** Stated task A **
Answer these questions about the forum thread on finding a fraction of a number:
(i) In the staff mentor's reply, what does "per cent" literally mean?
(ii) In uart's example of eating 3/7 of a pizza, into how many equal pieces is the pizza cut?
(iii) What repeated sum does mtanti give as "The background process"?

** Passage given **
►
# Finding a fraction of a number

1. Aug 28, 2006

### mtanti

This sounds like first grade mathematics but I need to know the reasoning.

Why is it that to find a fraction of a number you multiply the number by that fraction?

ie to find (a/b)th of X you do X*(a/b). What operation is the multiplication doing in reality? This is used in precentages where you find a fraction of 100 by multiplying the fraction by 100.

10x

2. Aug 28, 2006

### Staff: Mentor

Percentages are different. "Per cent" means literally per 100. That's why you multiply a number by 100 to get its percent value. Like 2 x 100 = 200%.

3. Aug 29, 2006

### mtanti

yes but when it's a fraction you are not actually finding a 'per cent' as you won't even have one 'cent'. You are finding a fraction of hundred but the operation is still multiplication. Is there some complex mathematical reasoning behind this?

4. Aug 29, 2006

### uart

Well think of the fundamental meaning of a fraction like p/q, it essentually means to divide a quantity into q equal pieces and then take p of those pieces. Say I had a pizza and I wanted to eat 3/7th of it, I could achieve this by cutting the pizza into 7 equal pieces and then eating 3 of them.

Now the above is for the case where the quanity under consideratoin is unity, that is one pizza. What if I had 2 pizza's and I wanted to take 3/7 of the total. Clearly one way I could do it would be to cut each pizza into 7 equal pieces as above, and then to take 3 of these pieces from each pizza. So the process was to divide a unit by 7, then multiply by 3 and then multiple by 2. I hope that simple example helps you visualize why we multiply fractions the way we do.

Last edited: Aug 29, 2006
5. Aug 29, 2006

### mtanti

Hmm maybe it was a little to simple to apply it to numbers. So what you said is that:

Since a/b is of 1 and cannot be of any other number, you must first break the number X into a series of 1s, find a/b of each one, and then add them all up.

The background process is:
a/b + a/b + a/b + a/b + ... for X times which basically is a/b * X.
Good reasoning?

Another important point is that you are both finding the multiplication of a/b for X times and finding an [a/b]th of X.
◄
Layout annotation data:
►
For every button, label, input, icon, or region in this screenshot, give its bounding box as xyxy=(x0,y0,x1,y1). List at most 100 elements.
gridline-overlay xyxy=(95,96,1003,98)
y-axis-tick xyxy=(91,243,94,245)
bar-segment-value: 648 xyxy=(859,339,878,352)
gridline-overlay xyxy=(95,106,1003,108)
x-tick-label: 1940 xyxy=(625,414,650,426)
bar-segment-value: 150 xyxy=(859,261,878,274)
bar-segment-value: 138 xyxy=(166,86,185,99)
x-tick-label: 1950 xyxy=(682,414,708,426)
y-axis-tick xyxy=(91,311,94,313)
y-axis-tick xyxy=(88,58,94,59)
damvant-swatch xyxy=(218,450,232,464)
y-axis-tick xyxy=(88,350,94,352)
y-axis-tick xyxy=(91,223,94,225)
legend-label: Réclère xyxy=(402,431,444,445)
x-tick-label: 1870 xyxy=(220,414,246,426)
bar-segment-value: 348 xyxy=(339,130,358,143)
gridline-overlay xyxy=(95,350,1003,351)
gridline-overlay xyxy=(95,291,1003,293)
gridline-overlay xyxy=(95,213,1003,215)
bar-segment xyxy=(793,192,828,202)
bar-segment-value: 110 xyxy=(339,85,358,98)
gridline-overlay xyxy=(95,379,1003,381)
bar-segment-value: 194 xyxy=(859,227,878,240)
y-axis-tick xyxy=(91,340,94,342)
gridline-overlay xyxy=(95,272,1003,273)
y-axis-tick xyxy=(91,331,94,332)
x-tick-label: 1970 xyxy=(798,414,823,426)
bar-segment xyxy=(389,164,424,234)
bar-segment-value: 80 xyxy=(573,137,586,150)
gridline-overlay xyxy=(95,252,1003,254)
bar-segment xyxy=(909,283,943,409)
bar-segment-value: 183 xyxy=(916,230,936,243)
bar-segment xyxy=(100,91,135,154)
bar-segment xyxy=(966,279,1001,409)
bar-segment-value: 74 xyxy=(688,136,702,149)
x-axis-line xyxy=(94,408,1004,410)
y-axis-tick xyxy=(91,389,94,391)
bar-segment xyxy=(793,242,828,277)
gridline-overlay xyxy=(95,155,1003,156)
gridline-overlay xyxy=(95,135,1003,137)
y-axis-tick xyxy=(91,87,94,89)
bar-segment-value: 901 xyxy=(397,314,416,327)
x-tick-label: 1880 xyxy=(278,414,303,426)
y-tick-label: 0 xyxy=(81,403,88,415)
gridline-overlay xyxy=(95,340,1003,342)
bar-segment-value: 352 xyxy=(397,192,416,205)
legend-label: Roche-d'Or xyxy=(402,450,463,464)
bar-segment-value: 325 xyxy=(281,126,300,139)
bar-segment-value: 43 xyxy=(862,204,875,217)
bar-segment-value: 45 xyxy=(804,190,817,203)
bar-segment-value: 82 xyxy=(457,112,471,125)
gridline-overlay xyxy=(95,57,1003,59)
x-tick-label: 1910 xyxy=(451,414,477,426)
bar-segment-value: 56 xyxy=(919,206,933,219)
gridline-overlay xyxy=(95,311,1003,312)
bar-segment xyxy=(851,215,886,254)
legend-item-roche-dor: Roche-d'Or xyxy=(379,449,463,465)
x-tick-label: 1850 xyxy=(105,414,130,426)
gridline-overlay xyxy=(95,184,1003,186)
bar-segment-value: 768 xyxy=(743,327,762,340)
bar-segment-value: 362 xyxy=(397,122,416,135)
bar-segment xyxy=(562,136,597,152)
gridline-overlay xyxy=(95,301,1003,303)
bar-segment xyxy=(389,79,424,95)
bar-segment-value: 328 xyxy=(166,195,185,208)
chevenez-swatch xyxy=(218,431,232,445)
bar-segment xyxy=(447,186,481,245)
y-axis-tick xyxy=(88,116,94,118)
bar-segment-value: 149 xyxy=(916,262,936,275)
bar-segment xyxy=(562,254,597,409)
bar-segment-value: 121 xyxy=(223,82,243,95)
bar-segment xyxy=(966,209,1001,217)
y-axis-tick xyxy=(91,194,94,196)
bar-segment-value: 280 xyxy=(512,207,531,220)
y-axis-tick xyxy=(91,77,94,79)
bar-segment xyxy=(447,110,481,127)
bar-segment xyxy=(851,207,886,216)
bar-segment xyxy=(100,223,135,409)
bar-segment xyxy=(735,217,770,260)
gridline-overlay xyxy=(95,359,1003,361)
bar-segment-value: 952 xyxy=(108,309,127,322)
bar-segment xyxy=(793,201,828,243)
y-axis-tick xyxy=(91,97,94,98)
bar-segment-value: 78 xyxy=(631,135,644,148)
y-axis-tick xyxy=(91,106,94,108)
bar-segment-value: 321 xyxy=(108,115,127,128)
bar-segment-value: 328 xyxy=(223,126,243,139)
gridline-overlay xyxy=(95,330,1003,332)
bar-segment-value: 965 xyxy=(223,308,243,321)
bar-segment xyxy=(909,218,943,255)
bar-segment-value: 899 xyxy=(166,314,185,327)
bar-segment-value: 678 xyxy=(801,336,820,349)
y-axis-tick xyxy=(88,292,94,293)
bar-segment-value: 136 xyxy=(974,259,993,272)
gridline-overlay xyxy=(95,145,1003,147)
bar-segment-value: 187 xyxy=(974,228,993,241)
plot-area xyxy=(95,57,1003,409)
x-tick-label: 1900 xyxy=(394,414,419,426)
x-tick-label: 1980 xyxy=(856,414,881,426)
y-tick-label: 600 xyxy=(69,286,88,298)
◄
** Stated task B **
Copy out the records word for word, from their first line through the line containing "bar-segment-value: 150 xyxy=(859,261,878,274)".

** Final answer A **
(i) Per 100.
(ii) 7 equal pieces.
(iii) a/b + a/b + a/b + a/b + ... for X times, which is a/b * X.

** Final answer B **
For every button, label, input, icon, or region in this screenshot, give its bounding box as xyxy=(x0,y0,x1,y1). List at most 100 elements.
gridline-overlay xyxy=(95,96,1003,98)
y-axis-tick xyxy=(91,243,94,245)
bar-segment-value: 648 xyxy=(859,339,878,352)
gridline-overlay xyxy=(95,106,1003,108)
x-tick-label: 1940 xyxy=(625,414,650,426)
bar-segment-value: 150 xyxy=(859,261,878,274)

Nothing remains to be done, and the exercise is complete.